◆ PROBLEM REQUIREMENTS: From the records below, copy every line that contains the word "contoh".

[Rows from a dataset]
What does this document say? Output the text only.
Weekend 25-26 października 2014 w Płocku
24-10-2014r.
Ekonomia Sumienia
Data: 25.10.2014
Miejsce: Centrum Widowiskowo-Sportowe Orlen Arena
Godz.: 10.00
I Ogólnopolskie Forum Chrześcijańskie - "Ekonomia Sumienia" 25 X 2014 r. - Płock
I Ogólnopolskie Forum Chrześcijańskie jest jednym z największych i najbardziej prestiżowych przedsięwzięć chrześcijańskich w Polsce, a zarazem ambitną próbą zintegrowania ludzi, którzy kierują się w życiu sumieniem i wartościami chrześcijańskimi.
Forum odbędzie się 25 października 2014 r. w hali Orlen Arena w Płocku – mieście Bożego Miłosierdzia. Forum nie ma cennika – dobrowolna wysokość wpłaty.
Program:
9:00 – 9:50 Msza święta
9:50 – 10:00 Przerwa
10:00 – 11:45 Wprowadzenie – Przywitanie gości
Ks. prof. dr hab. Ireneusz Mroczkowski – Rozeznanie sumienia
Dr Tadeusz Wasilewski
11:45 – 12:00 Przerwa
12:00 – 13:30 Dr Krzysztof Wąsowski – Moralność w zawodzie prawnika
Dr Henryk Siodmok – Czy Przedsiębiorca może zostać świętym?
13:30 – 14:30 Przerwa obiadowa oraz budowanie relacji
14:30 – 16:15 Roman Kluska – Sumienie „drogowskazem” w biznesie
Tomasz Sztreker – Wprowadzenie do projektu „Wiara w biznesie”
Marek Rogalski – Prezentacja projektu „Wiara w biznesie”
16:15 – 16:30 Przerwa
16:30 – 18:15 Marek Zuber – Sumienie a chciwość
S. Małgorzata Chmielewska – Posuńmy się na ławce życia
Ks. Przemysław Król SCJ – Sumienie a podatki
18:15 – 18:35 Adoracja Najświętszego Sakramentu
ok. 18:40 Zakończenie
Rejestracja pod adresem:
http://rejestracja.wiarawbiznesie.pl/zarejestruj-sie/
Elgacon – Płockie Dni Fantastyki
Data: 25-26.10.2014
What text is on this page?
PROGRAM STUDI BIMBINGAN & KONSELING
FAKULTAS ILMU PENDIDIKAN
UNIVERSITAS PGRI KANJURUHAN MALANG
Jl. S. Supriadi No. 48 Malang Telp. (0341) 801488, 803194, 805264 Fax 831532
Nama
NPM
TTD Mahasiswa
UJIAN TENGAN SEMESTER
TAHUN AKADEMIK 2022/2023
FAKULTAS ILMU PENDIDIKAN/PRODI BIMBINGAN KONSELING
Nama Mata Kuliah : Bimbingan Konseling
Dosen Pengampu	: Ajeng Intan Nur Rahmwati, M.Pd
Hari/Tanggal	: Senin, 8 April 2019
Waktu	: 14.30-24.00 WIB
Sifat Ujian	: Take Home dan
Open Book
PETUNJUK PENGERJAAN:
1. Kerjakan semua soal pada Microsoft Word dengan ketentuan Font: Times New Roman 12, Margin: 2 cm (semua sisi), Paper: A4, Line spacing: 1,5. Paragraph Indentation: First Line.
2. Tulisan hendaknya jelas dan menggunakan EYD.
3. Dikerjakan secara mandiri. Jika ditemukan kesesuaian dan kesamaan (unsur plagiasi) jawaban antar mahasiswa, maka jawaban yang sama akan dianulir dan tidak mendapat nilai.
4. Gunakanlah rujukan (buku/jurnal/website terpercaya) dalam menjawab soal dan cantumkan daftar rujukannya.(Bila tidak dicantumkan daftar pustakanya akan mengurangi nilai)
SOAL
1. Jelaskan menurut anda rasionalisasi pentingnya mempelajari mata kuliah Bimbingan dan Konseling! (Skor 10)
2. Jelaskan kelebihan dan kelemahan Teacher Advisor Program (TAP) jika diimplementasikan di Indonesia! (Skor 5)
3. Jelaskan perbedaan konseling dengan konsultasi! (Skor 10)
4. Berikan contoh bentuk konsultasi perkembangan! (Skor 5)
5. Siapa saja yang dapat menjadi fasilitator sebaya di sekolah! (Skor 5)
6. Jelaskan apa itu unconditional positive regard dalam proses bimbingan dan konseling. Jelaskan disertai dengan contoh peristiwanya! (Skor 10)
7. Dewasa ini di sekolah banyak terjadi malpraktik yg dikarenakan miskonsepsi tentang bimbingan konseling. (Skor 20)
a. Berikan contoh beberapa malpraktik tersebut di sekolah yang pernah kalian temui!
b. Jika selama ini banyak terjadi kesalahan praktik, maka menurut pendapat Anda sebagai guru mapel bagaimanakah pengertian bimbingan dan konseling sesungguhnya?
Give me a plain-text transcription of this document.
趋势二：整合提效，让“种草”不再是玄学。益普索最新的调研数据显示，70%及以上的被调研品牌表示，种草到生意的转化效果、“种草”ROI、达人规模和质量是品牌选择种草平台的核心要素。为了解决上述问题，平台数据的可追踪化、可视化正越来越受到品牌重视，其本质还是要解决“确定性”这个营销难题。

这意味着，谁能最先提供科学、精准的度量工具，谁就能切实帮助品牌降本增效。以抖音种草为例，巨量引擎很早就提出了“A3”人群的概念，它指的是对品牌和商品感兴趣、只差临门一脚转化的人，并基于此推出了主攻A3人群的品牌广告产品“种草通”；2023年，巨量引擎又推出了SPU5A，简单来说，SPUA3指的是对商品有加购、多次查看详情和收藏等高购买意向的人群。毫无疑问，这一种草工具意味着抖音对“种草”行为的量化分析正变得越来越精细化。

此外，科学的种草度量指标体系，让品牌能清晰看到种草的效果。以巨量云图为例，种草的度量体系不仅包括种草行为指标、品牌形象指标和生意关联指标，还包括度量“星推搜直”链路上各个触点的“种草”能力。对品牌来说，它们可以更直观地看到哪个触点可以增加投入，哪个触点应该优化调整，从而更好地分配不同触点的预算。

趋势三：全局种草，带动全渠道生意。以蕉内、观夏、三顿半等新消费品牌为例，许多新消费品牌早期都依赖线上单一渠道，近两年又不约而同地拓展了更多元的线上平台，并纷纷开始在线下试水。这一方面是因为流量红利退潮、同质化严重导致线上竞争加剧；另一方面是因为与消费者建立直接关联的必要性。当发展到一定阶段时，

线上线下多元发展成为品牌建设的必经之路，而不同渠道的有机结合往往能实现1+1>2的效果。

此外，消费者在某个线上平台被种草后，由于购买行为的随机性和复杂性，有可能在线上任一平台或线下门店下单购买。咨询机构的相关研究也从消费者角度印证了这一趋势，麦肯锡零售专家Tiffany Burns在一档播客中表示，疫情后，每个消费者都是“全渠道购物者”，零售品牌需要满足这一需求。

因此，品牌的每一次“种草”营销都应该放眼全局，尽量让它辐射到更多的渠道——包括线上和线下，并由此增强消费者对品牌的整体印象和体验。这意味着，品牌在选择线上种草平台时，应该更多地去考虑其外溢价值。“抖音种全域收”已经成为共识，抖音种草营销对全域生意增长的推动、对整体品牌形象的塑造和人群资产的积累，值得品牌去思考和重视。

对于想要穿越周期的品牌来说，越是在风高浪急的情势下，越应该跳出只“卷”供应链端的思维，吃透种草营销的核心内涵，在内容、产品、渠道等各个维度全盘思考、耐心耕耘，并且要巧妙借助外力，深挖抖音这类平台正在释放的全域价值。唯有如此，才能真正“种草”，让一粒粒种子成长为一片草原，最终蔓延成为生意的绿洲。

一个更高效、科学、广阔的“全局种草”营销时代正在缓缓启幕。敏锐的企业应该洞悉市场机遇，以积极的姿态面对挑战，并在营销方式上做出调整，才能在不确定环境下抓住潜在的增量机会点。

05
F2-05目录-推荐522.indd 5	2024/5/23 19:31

◆ EXERCISE ANSWER:
4. Berikan contoh bentuk konsultasi perkembangan! (Skor 5)
6. Jelaskan apa itu unconditional positive regard dalam proses bimbingan dan konseling. Jelaskan disertai dengan contoh peristiwanya! (Skor 10)
a. Berikan contoh beberapa malpraktik tersebut di sekolah yang pernah kalian temui!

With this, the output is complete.